Instructions to follow >> Copy every line of the data that contains the string "values".
-- start Source records --
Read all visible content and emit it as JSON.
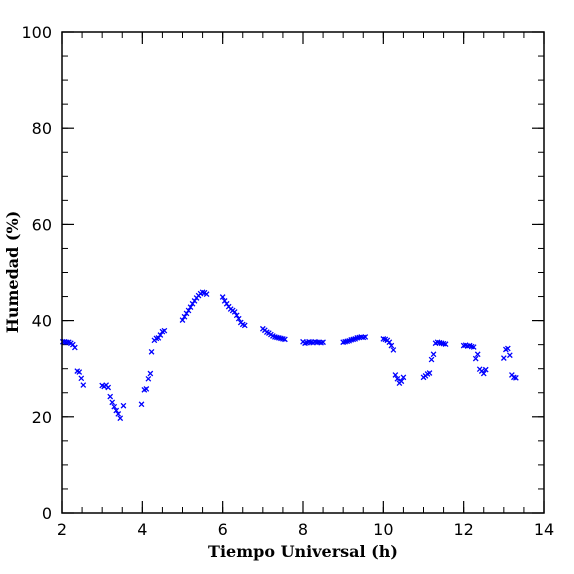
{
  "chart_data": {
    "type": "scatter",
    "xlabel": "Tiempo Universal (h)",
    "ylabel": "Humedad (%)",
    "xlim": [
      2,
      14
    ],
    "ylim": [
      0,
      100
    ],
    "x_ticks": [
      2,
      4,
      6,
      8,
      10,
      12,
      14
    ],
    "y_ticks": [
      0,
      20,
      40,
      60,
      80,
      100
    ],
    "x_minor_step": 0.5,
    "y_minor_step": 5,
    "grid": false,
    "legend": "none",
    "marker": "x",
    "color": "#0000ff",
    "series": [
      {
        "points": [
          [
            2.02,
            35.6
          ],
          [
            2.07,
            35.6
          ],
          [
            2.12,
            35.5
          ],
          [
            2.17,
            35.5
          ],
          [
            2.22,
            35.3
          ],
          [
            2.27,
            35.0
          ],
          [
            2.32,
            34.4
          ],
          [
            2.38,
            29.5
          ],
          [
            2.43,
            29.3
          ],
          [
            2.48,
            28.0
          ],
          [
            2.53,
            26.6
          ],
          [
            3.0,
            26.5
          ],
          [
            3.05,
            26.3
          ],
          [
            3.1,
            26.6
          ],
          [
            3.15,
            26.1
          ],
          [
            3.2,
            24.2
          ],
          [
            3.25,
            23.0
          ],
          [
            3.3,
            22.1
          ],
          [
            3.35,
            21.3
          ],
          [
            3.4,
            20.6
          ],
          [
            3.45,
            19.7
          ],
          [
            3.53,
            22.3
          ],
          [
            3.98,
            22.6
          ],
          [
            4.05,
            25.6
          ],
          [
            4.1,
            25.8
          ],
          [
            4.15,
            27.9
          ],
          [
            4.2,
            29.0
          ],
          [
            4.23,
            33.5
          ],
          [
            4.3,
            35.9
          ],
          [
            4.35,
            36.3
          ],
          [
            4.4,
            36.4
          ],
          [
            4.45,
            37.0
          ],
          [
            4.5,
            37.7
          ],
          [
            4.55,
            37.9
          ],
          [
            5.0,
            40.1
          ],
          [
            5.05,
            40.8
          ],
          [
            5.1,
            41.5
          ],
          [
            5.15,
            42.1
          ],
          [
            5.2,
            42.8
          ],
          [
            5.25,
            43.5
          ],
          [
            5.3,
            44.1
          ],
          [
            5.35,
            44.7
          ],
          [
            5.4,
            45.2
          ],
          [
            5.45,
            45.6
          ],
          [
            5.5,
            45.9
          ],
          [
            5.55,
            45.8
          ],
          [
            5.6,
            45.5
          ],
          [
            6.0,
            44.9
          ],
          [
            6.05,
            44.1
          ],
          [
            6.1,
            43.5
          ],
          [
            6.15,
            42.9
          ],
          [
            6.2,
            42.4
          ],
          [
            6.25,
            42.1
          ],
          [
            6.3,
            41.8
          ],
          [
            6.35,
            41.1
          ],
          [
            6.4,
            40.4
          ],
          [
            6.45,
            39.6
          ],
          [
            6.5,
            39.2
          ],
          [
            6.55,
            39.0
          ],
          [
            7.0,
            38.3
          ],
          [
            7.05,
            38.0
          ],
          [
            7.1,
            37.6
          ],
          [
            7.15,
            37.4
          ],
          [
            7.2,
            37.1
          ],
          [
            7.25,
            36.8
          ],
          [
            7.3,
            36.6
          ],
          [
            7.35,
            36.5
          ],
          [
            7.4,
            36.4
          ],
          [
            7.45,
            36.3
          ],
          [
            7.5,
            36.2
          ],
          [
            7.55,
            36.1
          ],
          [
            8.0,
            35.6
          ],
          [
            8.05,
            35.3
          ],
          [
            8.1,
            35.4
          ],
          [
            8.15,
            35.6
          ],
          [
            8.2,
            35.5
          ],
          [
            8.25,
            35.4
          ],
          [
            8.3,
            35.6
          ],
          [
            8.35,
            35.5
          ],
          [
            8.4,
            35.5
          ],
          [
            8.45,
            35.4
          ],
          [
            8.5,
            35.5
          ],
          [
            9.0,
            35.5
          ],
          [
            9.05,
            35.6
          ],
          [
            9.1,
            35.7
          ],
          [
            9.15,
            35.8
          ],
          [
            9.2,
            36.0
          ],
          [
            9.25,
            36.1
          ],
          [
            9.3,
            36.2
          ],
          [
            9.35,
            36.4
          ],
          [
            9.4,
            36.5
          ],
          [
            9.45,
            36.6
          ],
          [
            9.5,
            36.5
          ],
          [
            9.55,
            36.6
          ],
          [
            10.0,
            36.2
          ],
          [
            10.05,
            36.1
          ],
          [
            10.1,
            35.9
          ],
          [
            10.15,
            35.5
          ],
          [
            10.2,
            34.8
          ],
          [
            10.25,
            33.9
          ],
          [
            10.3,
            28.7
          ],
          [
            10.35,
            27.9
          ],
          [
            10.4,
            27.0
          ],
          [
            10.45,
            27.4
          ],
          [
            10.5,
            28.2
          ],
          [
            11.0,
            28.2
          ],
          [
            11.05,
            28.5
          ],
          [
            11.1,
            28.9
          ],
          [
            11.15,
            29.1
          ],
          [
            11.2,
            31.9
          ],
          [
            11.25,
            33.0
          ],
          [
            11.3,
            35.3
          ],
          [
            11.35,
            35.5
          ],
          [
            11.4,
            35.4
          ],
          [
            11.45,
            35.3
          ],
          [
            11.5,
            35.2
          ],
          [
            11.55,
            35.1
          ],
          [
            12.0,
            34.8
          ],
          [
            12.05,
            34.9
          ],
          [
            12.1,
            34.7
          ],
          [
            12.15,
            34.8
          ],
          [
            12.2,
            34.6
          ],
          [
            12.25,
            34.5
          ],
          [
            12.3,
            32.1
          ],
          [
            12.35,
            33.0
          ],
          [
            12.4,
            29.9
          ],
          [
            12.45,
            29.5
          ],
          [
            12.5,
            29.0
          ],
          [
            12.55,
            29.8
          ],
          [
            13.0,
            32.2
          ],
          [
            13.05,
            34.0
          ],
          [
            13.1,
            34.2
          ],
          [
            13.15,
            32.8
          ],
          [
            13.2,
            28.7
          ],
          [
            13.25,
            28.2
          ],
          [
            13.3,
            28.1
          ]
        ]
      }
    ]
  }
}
-- end Source records --
-- start Source records --
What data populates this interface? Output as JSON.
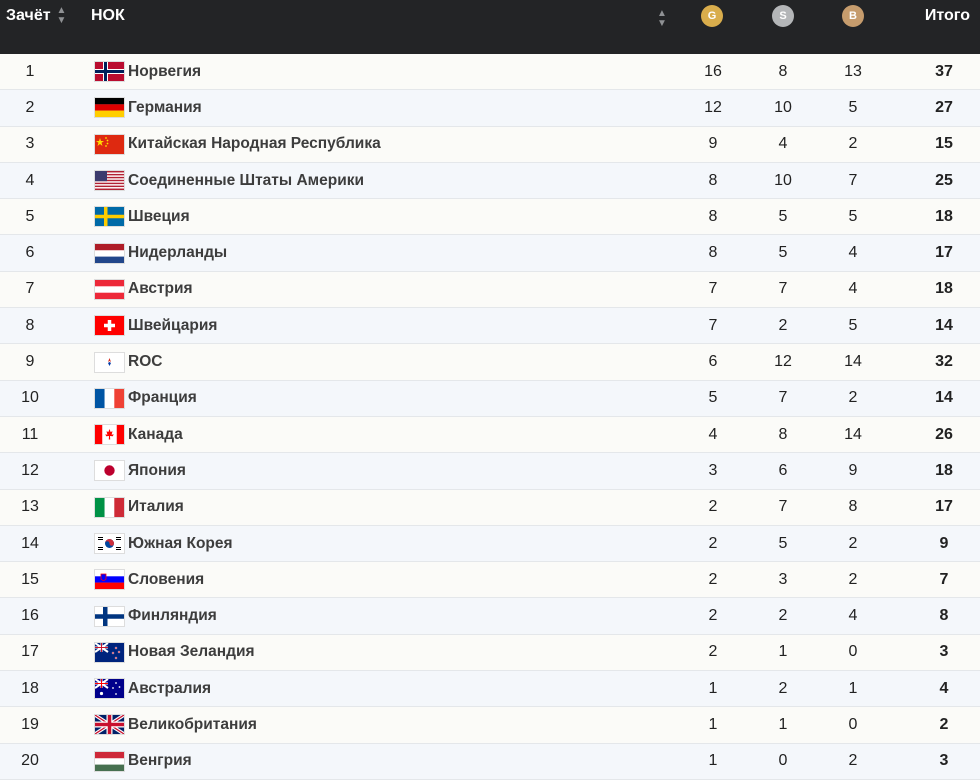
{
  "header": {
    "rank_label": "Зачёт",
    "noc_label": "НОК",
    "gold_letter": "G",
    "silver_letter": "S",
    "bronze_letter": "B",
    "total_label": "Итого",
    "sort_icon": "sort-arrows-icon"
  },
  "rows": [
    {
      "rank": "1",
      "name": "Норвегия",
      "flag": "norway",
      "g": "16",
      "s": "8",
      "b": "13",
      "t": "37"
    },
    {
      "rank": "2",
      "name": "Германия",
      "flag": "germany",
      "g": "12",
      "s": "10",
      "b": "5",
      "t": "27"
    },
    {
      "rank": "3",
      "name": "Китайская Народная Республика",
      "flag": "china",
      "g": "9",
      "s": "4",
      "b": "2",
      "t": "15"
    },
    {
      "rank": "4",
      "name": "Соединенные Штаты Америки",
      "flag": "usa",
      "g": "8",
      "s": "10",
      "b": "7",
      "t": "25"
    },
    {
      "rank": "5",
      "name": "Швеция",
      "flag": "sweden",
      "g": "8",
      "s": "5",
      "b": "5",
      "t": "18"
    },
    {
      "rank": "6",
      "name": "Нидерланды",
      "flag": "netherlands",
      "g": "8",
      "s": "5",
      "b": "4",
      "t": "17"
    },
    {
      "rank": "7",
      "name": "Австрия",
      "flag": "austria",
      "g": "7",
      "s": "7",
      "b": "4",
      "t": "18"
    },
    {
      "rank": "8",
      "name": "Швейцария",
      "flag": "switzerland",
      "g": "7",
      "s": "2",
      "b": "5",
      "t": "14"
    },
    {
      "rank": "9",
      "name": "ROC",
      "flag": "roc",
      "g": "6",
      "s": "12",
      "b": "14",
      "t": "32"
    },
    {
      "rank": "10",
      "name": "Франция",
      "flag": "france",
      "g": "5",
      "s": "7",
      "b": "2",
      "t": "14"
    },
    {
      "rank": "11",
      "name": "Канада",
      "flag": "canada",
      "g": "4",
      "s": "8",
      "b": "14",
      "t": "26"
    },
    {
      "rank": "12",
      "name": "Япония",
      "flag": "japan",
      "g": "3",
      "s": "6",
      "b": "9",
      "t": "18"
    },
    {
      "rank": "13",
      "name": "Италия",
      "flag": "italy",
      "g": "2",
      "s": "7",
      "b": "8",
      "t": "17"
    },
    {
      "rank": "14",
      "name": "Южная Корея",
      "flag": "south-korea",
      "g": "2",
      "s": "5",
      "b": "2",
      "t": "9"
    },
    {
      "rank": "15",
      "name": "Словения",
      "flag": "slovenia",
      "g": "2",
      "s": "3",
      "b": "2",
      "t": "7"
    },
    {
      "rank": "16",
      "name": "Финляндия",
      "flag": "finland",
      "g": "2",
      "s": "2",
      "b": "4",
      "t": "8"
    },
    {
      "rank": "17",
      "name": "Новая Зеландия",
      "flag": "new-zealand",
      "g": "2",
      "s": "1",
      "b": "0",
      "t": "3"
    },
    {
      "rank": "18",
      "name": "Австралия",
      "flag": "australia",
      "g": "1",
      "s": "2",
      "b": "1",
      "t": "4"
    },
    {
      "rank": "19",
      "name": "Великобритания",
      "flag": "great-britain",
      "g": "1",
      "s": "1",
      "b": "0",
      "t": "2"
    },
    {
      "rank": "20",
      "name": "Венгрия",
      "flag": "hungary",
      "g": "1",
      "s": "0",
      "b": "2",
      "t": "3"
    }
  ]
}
-- end Source records --
-- start Source records --
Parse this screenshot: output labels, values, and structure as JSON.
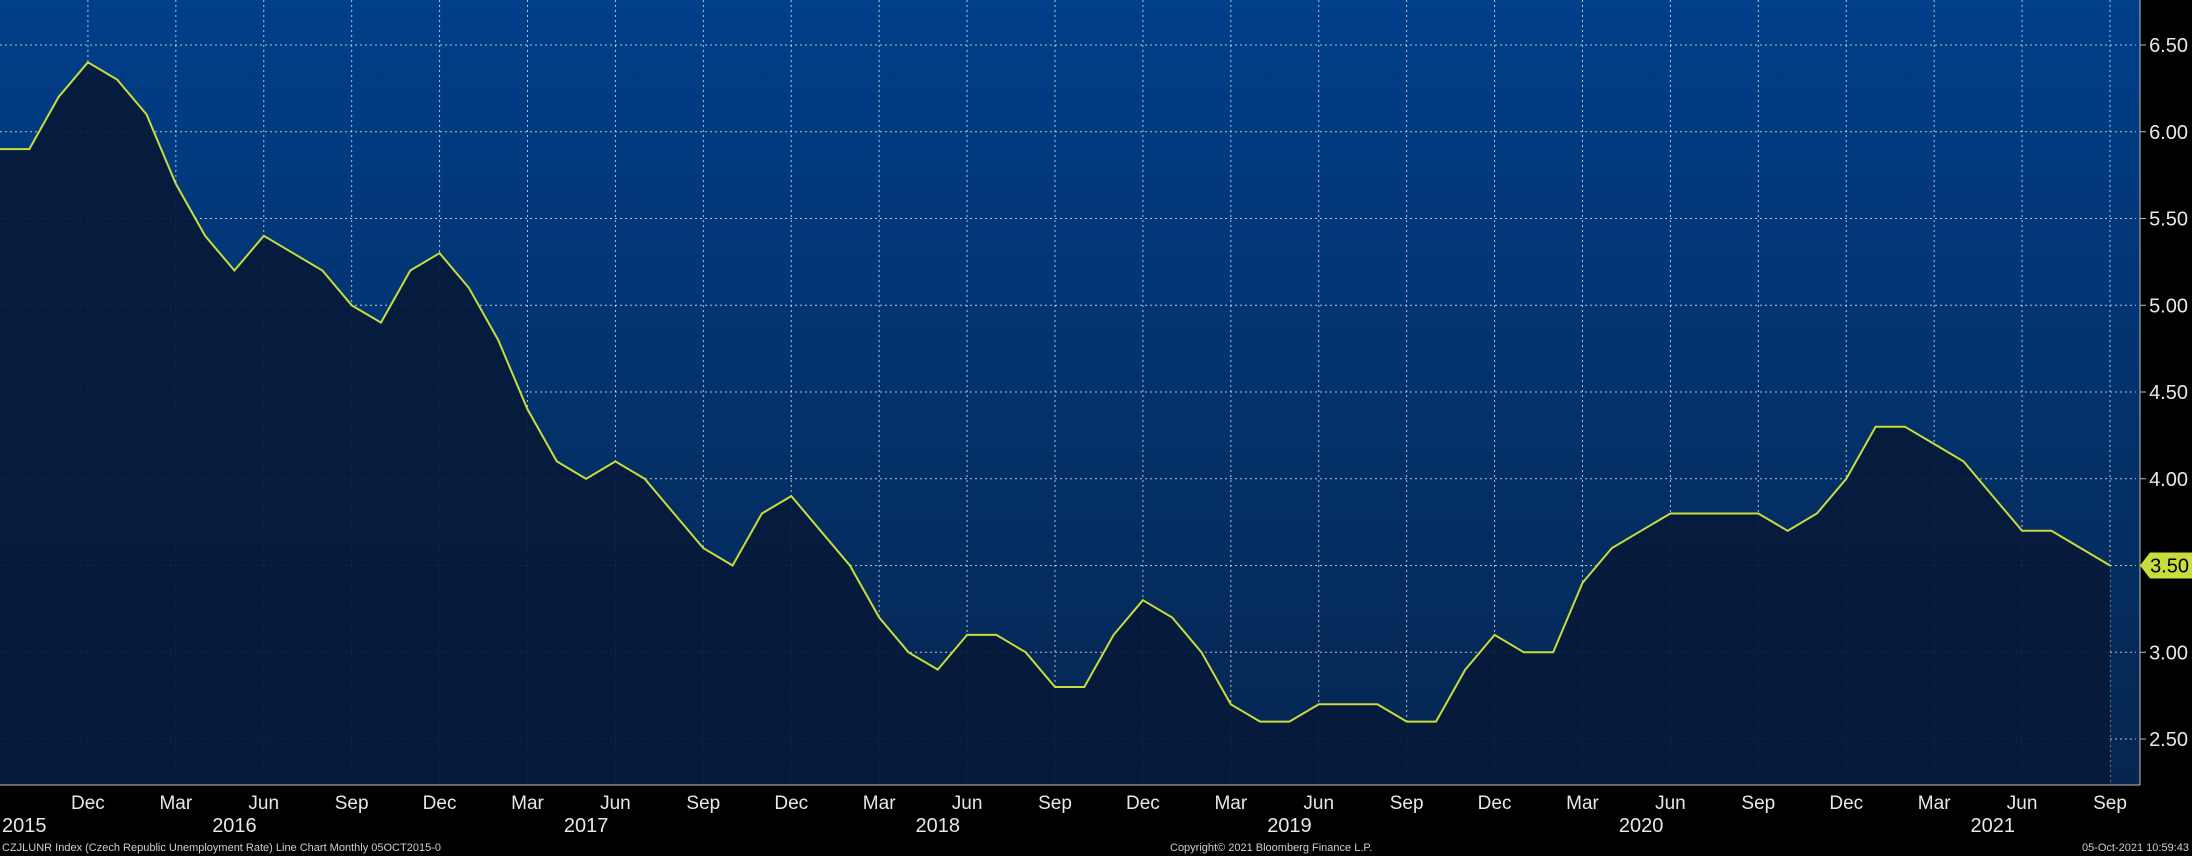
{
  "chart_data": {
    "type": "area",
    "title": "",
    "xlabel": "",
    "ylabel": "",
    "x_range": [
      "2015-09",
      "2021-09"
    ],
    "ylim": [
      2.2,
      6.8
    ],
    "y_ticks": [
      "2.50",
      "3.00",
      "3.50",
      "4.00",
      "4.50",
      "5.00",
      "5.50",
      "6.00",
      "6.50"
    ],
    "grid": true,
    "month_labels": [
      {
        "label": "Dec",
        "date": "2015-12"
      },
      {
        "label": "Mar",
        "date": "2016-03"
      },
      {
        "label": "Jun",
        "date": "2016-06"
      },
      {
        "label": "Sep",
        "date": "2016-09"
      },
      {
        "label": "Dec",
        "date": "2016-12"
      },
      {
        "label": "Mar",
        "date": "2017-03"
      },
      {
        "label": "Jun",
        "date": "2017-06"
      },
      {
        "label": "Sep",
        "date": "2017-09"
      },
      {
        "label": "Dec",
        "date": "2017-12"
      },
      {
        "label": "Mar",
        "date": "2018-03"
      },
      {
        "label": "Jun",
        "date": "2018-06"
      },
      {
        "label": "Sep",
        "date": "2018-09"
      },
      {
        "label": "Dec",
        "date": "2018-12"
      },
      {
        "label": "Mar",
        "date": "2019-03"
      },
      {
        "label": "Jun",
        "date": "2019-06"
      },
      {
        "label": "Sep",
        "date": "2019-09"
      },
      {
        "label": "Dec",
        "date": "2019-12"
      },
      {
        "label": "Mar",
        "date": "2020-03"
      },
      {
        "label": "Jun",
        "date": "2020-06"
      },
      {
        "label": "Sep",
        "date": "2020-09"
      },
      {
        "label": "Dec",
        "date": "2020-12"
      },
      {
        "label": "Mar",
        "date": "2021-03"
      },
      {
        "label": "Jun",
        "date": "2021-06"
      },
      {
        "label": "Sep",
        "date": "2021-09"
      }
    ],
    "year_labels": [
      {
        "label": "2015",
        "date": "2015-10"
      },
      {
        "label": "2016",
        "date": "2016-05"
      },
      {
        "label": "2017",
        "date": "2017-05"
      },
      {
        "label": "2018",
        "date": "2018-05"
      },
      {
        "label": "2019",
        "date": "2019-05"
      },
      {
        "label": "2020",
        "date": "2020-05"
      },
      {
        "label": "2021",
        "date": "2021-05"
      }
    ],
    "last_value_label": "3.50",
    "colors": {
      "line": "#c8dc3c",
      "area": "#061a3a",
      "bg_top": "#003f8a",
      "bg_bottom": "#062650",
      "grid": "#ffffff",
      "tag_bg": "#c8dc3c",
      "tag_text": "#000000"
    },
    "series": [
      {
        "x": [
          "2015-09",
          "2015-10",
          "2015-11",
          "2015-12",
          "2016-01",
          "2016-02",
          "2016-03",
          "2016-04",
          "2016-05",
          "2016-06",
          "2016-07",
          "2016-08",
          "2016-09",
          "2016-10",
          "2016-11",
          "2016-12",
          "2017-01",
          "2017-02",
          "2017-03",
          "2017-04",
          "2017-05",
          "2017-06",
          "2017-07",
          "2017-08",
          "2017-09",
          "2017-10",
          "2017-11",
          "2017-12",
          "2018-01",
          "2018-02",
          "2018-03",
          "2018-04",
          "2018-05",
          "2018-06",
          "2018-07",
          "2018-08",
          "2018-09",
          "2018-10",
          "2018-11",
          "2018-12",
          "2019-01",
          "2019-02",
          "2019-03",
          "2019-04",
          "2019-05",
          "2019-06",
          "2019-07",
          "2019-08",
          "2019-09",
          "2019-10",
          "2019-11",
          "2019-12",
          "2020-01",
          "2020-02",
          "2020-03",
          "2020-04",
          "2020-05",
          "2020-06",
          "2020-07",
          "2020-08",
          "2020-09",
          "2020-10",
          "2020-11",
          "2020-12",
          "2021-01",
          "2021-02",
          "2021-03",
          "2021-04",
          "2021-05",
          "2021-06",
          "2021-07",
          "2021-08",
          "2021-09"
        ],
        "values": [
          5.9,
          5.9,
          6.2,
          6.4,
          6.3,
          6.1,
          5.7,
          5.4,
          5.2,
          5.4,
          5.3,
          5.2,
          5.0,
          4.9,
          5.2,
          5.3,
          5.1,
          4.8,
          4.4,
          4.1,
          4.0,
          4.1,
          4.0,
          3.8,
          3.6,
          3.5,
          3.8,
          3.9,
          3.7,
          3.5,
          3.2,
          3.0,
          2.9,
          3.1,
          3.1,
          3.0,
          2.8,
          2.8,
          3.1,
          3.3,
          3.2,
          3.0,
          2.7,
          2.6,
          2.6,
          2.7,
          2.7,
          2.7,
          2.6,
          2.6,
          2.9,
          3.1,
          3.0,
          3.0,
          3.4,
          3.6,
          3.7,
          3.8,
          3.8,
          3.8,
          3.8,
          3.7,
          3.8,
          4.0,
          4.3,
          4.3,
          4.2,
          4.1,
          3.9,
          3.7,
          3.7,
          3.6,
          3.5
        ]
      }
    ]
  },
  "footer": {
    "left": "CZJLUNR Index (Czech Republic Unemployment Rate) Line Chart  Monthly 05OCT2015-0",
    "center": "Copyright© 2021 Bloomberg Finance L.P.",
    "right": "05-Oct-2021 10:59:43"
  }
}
-- end Source records --
Response for this exercise >>
Parse this screenshot: output labels, values, and structure as JSON.
        "values": [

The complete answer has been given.